## Task brief
Word for word, restate every line of the listing that follows.

___ Task material

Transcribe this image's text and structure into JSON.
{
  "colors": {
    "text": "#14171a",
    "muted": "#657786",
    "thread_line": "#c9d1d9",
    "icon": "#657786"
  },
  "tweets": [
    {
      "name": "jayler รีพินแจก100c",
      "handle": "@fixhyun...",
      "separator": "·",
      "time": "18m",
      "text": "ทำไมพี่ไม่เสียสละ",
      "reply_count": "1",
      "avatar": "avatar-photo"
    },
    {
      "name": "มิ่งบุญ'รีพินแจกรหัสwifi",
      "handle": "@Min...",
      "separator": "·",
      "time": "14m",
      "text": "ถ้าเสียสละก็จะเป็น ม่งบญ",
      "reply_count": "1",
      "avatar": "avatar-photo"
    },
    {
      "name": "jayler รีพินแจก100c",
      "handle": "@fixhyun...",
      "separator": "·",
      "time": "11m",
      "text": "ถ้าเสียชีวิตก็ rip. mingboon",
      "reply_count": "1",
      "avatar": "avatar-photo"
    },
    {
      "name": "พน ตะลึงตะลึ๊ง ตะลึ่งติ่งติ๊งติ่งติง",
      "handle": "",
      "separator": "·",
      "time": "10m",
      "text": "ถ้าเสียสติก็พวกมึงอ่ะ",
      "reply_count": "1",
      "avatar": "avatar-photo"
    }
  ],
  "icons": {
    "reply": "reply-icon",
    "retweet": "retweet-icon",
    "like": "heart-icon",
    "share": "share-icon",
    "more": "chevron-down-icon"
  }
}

______

## Task output
Transcribe this image's text and structure into JSON.
{
  "colors": {
    "text": "#14171a",
    "muted": "#657786",
    "thread_line": "#c9d1d9",
    "icon": "#657786"
  },
  "tweets": [
    {
      "name": "jayler รีพินแจก100c",
      "handle": "@fixhyun...",
      "separator": "·",
      "time": "18m",
      "text": "ทำไมพี่ไม่เสียสละ",
      "reply_count": "1",
      "avatar": "avatar-photo"
    },
    {
      "name": "มิ่งบุญ'รีพินแจกรหัสwifi",
      "handle": "@Min...",
      "separator": "·",
      "time": "14m",
      "text": "ถ้าเสียสละก็จะเป็น ม่งบญ",
      "reply_count": "1",
      "avatar": "avatar-photo"
    },
    {
      "name": "jayler รีพินแจก100c",
      "handle": "@fixhyun...",
      "separator": "·",
      "time": "11m",
      "text": "ถ้าเสียชีวิตก็ rip. mingboon",
      "reply_count": "1",
      "avatar": "avatar-photo"
    },
    {
      "name": "พน ตะลึงตะลึ๊ง ตะลึ่งติ่งติ๊งติ่งติง",
      "handle": "",
      "separator": "·",
      "time": "10m",
      "text": "ถ้าเสียสติก็พวกมึงอ่ะ",
      "reply_count": "1",
      "avatar": "avatar-photo"
    }
  ],
  "icons": {
    "reply": "reply-icon",
    "retweet": "retweet-icon",
    "like": "heart-icon",
    "share": "share-icon",
    "more": "chevron-down-icon"
  }
}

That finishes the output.